• _EXERCISE_
Retype each record below word for word. Leave the pictures out.

• _DATA SHOWN_
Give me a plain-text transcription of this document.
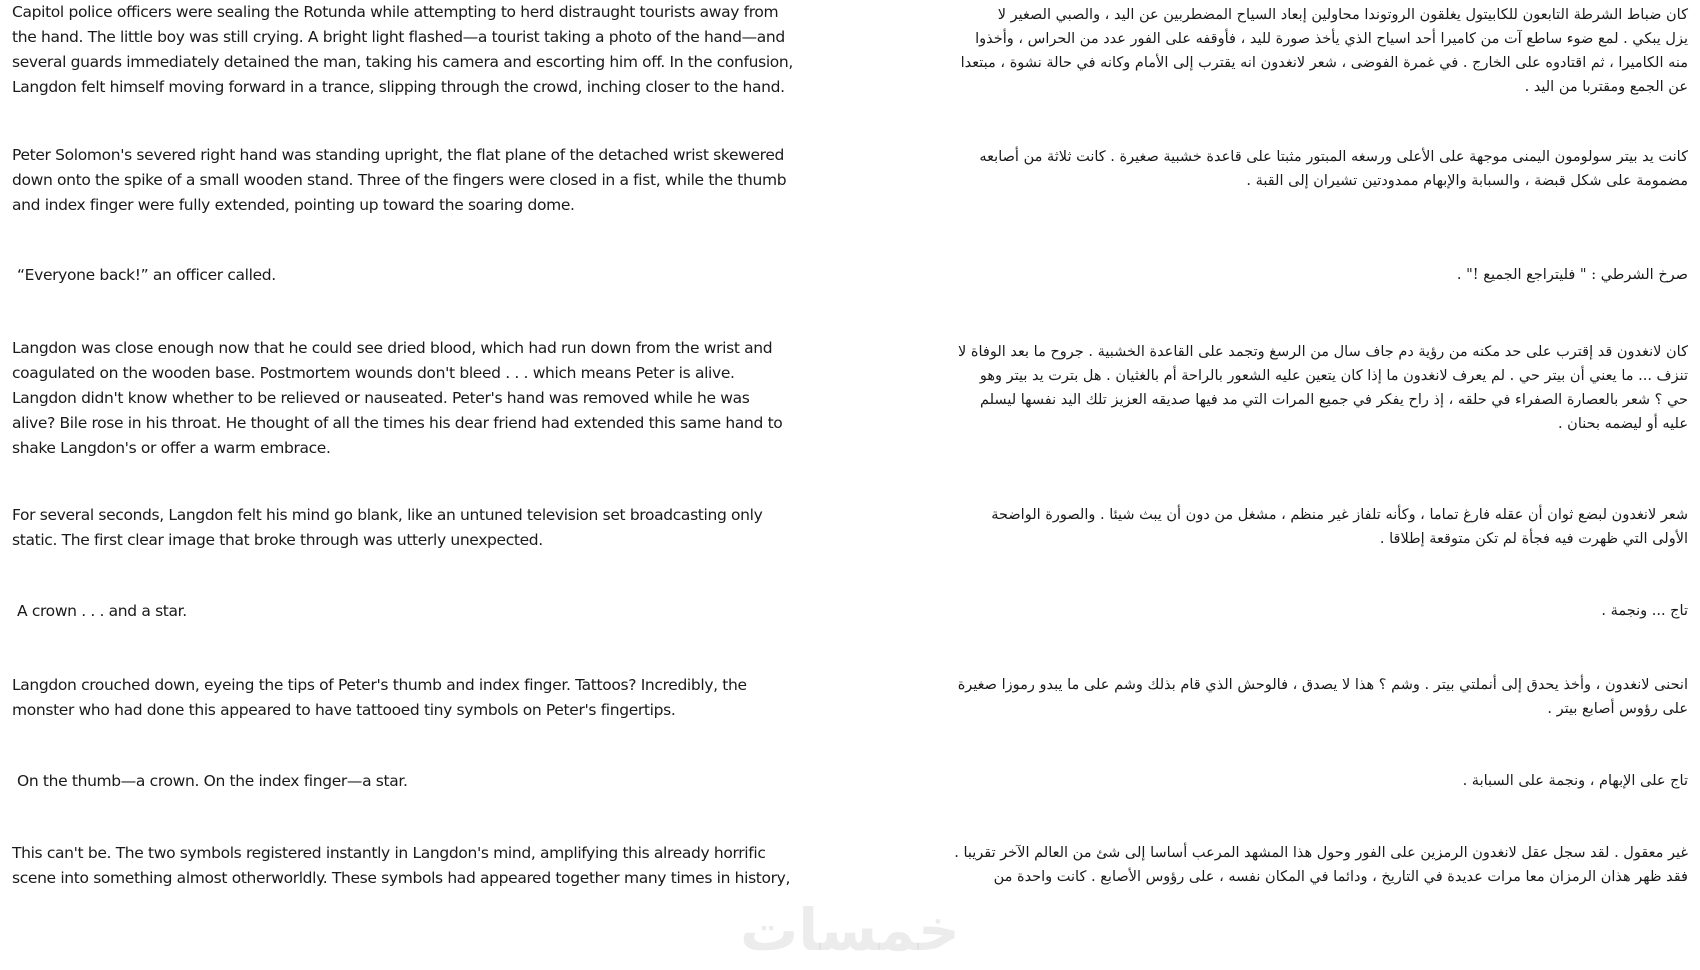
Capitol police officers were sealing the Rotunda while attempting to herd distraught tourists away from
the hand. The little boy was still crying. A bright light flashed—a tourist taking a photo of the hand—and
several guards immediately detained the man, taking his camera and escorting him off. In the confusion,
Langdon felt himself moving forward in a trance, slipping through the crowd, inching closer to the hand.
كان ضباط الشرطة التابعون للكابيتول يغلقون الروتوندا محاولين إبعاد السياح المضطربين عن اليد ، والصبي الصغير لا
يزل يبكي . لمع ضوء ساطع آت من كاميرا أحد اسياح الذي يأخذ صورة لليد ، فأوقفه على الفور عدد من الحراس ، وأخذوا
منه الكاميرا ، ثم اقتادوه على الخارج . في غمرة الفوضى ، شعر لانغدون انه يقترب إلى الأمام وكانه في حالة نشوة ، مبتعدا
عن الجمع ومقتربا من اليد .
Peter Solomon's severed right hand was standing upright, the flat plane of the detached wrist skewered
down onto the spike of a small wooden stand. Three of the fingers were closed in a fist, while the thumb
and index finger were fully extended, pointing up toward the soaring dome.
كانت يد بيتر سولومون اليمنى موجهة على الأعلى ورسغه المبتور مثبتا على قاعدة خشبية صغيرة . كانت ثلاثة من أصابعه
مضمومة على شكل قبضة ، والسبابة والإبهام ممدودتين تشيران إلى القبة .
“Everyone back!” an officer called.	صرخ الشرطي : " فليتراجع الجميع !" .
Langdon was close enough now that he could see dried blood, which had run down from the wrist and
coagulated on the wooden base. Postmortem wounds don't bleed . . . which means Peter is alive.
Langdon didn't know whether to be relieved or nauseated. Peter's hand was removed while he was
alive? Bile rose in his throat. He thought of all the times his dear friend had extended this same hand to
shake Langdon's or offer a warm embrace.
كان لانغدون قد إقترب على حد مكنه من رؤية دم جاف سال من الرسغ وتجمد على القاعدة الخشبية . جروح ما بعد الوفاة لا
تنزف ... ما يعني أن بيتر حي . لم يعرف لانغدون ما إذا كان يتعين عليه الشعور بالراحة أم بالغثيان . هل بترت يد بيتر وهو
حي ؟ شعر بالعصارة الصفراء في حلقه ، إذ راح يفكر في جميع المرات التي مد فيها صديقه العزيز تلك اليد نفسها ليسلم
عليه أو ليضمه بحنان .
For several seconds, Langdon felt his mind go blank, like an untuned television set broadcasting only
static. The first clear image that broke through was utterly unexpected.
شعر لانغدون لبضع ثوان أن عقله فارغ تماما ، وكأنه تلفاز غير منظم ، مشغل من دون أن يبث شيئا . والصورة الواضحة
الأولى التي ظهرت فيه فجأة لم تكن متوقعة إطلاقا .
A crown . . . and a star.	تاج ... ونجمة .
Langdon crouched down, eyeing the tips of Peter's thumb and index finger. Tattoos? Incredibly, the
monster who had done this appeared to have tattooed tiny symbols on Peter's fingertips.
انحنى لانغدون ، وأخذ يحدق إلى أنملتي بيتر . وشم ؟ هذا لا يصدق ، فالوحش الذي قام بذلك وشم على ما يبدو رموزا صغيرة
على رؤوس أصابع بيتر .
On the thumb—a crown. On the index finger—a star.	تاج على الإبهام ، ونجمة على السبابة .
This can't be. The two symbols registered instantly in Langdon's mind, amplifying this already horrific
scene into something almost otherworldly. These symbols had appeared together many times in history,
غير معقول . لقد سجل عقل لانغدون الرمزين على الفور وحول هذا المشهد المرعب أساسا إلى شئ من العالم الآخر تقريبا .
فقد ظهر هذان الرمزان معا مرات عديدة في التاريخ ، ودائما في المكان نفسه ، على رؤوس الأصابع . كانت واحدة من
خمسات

• _OUTPUT OF THE TASK_
Give me a plain-text transcription of this document.
Capitol police officers were sealing the Rotunda while attempting to herd distraught tourists away from
the hand. The little boy was still crying. A bright light flashed—a tourist taking a photo of the hand—and
several guards immediately detained the man, taking his camera and escorting him off. In the confusion,
Langdon felt himself moving forward in a trance, slipping through the crowd, inching closer to the hand.
كان ضباط الشرطة التابعون للكابيتول يغلقون الروتوندا محاولين إبعاد السياح المضطربين عن اليد ، والصبي الصغير لا
يزل يبكي . لمع ضوء ساطع آت من كاميرا أحد اسياح الذي يأخذ صورة لليد ، فأوقفه على الفور عدد من الحراس ، وأخذوا
منه الكاميرا ، ثم اقتادوه على الخارج . في غمرة الفوضى ، شعر لانغدون انه يقترب إلى الأمام وكانه في حالة نشوة ، مبتعدا
عن الجمع ومقتربا من اليد .
Peter Solomon's severed right hand was standing upright, the flat plane of the detached wrist skewered
down onto the spike of a small wooden stand. Three of the fingers were closed in a fist, while the thumb
and index finger were fully extended, pointing up toward the soaring dome.
كانت يد بيتر سولومون اليمنى موجهة على الأعلى ورسغه المبتور مثبتا على قاعدة خشبية صغيرة . كانت ثلاثة من أصابعه
مضمومة على شكل قبضة ، والسبابة والإبهام ممدودتين تشيران إلى القبة .
“Everyone back!” an officer called.	صرخ الشرطي : " فليتراجع الجميع !" .
Langdon was close enough now that he could see dried blood, which had run down from the wrist and
coagulated on the wooden base. Postmortem wounds don't bleed . . . which means Peter is alive.
Langdon didn't know whether to be relieved or nauseated. Peter's hand was removed while he was
alive? Bile rose in his throat. He thought of all the times his dear friend had extended this same hand to
shake Langdon's or offer a warm embrace.
كان لانغدون قد إقترب على حد مكنه من رؤية دم جاف سال من الرسغ وتجمد على القاعدة الخشبية . جروح ما بعد الوفاة لا
تنزف ... ما يعني أن بيتر حي . لم يعرف لانغدون ما إذا كان يتعين عليه الشعور بالراحة أم بالغثيان . هل بترت يد بيتر وهو
حي ؟ شعر بالعصارة الصفراء في حلقه ، إذ راح يفكر في جميع المرات التي مد فيها صديقه العزيز تلك اليد نفسها ليسلم
عليه أو ليضمه بحنان .
For several seconds, Langdon felt his mind go blank, like an untuned television set broadcasting only
static. The first clear image that broke through was utterly unexpected.
شعر لانغدون لبضع ثوان أن عقله فارغ تماما ، وكأنه تلفاز غير منظم ، مشغل من دون أن يبث شيئا . والصورة الواضحة
الأولى التي ظهرت فيه فجأة لم تكن متوقعة إطلاقا .
A crown . . . and a star.	تاج ... ونجمة .
Langdon crouched down, eyeing the tips of Peter's thumb and index finger. Tattoos? Incredibly, the
monster who had done this appeared to have tattooed tiny symbols on Peter's fingertips.
انحنى لانغدون ، وأخذ يحدق إلى أنملتي بيتر . وشم ؟ هذا لا يصدق ، فالوحش الذي قام بذلك وشم على ما يبدو رموزا صغيرة
على رؤوس أصابع بيتر .
On the thumb—a crown. On the index finger—a star.	تاج على الإبهام ، ونجمة على السبابة .
This can't be. The two symbols registered instantly in Langdon's mind, amplifying this already horrific
scene into something almost otherworldly. These symbols had appeared together many times in history,
غير معقول . لقد سجل عقل لانغدون الرمزين على الفور وحول هذا المشهد المرعب أساسا إلى شئ من العالم الآخر تقريبا .
فقد ظهر هذان الرمزان معا مرات عديدة في التاريخ ، ودائما في المكان نفسه ، على رؤوس الأصابع . كانت واحدة من
خمسات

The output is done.